▶ _What the task asks_
Collect from the data below each line with "Exchange".

-=-=-

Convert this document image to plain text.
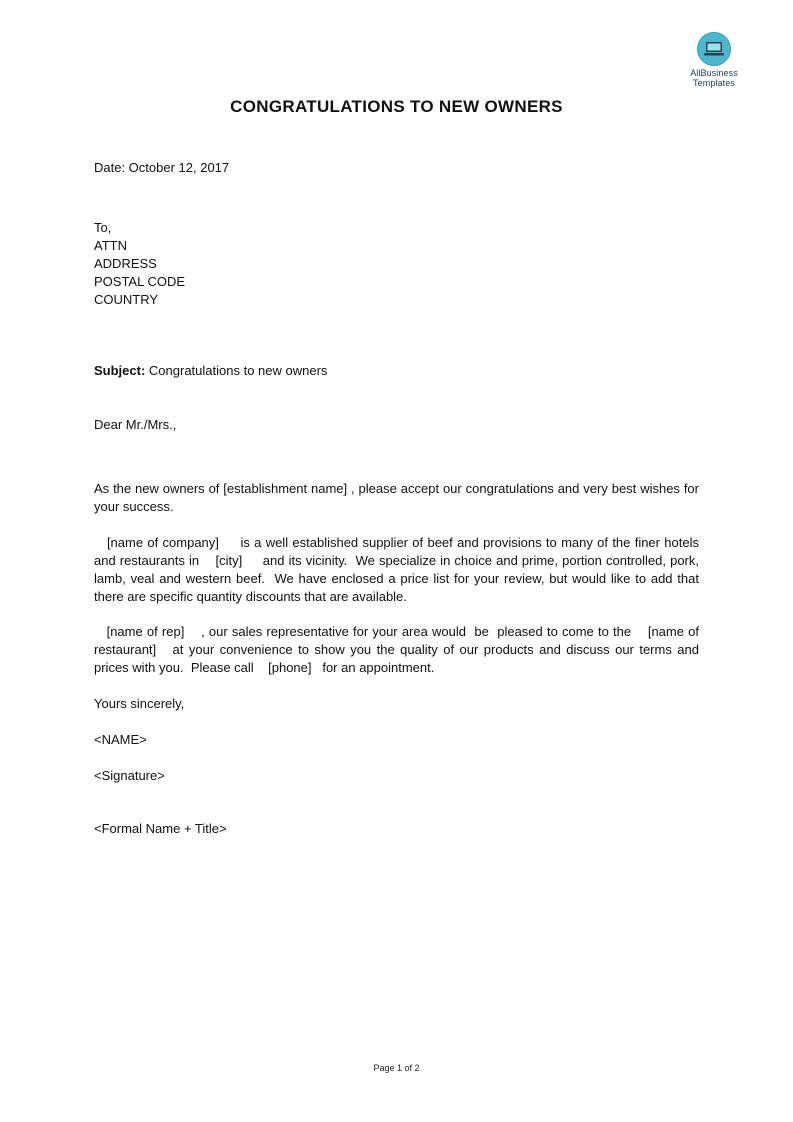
AllBusiness
Templates
CONGRATULATIONS TO NEW OWNERS
Date: October 12, 2017
To,
ATTN
ADDRESS
POSTAL CODE
COUNTRY
Subject: Congratulations to new owners
Dear Mr./Mrs.,
As the new owners of [establishment name] , please accept our congratulations and very best wishes for your success.
[name of company]     is a well established supplier of beef and provisions to many of the finer hotels and restaurants in    [city]     and its vicinity.  We specialize in choice and prime, portion controlled, pork, lamb, veal and western beef.  We have enclosed a price list for your review, but would like to add that there are specific quantity discounts that are available.
[name of rep]    , our sales representative for your area would  be  pleased to come to the    [name of restaurant]   at your convenience to show you the quality of our products and discuss our terms and prices with you.  Please call    [phone]   for an appointment.
Yours sincerely,
<NAME>
<Signature>
<Formal Name + Title>
Page 1 of 2
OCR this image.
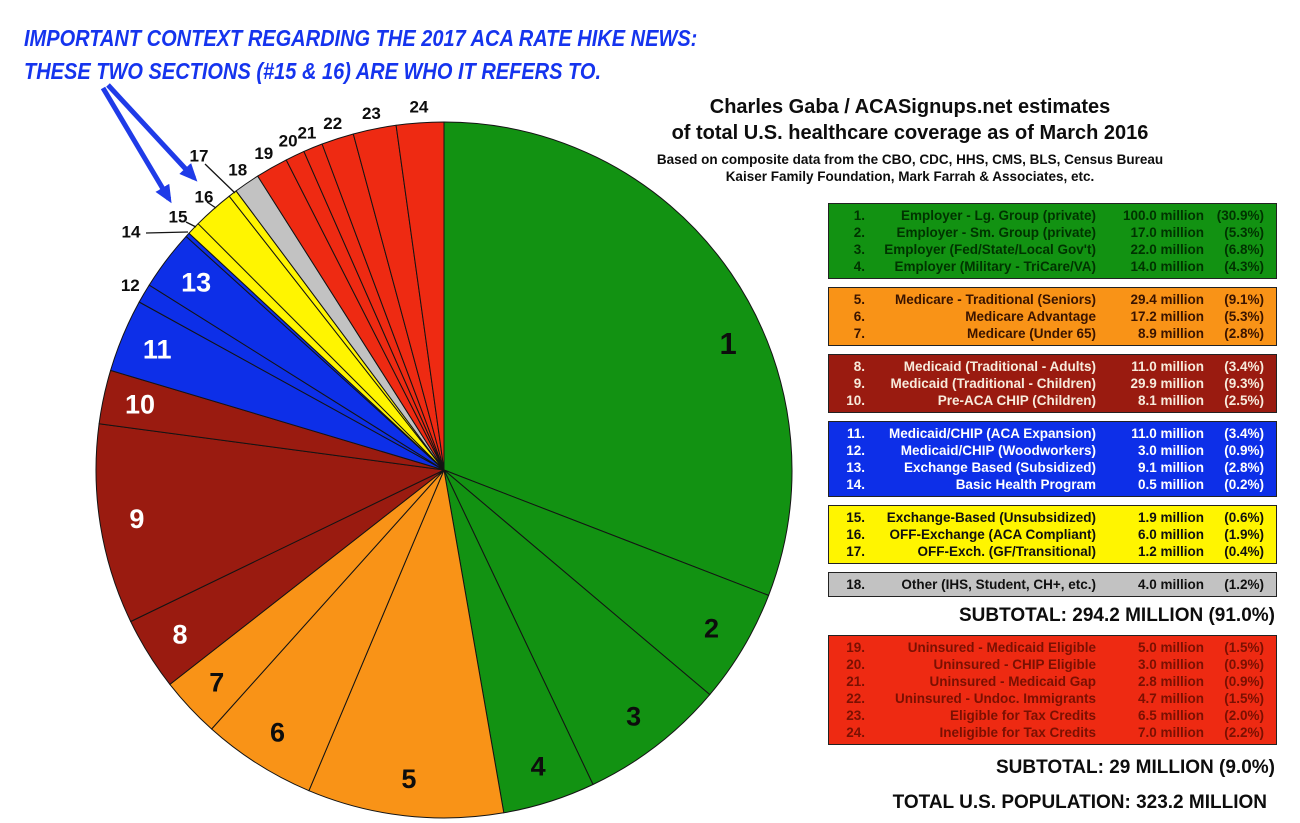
IMPORTANT CONTEXT REGARDING THE 2017 ACA RATE HIKE NEWS:
THESE TWO SECTIONS (#15 & 16) ARE WHO IT REFERS TO.
1
2
3
4
5
6
7
8
9
10
11
12 13
14
15
16
17
18
19
20 21 22
23 24	Charles Gaba / ACASignups.net estimates
of total U.S. healthcare coverage as of March 2016
Based on composite data from the CBO, CDC, HHS, CMS, BLS, Census Bureau
Kaiser Family Foundation, Mark Farrah & Associates, etc.
1.	Employer - Lg. Group (private)	100.0 million (30.9%)
2.	Employer - Sm. Group (private)	17.0 million	(5.3%)
3.	Employer (Fed/State/Local Gov't)	22.0 million	(6.8%)
4.	Employer (Military - TriCare/VA)	14.0 million	(4.3%)
5.	Medicare - Traditional (Seniors)	29.4 million	(9.1%)
6.	Medicare Advantage	17.2 million	(5.3%)
7.	Medicare (Under 65)	8.9 million	(2.8%)
8.	Medicaid (Traditional - Adults)	11.0 million	(3.4%)
9.	Medicaid (Traditional - Children)	29.9 million	(9.3%)
10.	Pre-ACA CHIP (Children)	8.1 million	(2.5%)
11.	Medicaid/CHIP (ACA Expansion)	11.0 million	(3.4%)
12.	Medicaid/CHIP (Woodworkers)	3.0 million	(0.9%)
13.	Exchange Based (Subsidized)	9.1 million	(2.8%)
14.	Basic Health Program	0.5 million	(0.2%)
15.	Exchange-Based (Unsubsidized)	1.9 million	(0.6%)
16.	OFF-Exchange (ACA Compliant)	6.0 million	(1.9%)
17.	OFF-Exch. (GF/Transitional)	1.2 million	(0.4%)
18.	Other (IHS, Student, CH+, etc.)	4.0 million	(1.2%)
SUBTOTAL: 294.2 MILLION (91.0%)
19.	Uninsured - Medicaid Eligible	5.0 million	(1.5%)
20.	Uninsured - CHIP Eligible	3.0 million	(0.9%)
21.	Uninsured - Medicaid Gap	2.8 million	(0.9%)
22.	Uninsured - Undoc. Immigrants	4.7 million	(1.5%)
23.	Eligible for Tax Credits	6.5 million	(2.0%)
24.	Ineligible for Tax Credits	7.0 million	(2.2%)
SUBTOTAL: 29 MILLION (9.0%)
TOTAL U.S. POPULATION: 323.2 MILLION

-=-=-

▶ _Answer to the exercise_
13.	Exchange Based (Subsidized)	9.1 million	(2.8%)
15.	Exchange-Based (Unsubsidized)	1.9 million	(0.6%)
16.	OFF-Exchange (ACA Compliant)	6.0 million	(1.9%)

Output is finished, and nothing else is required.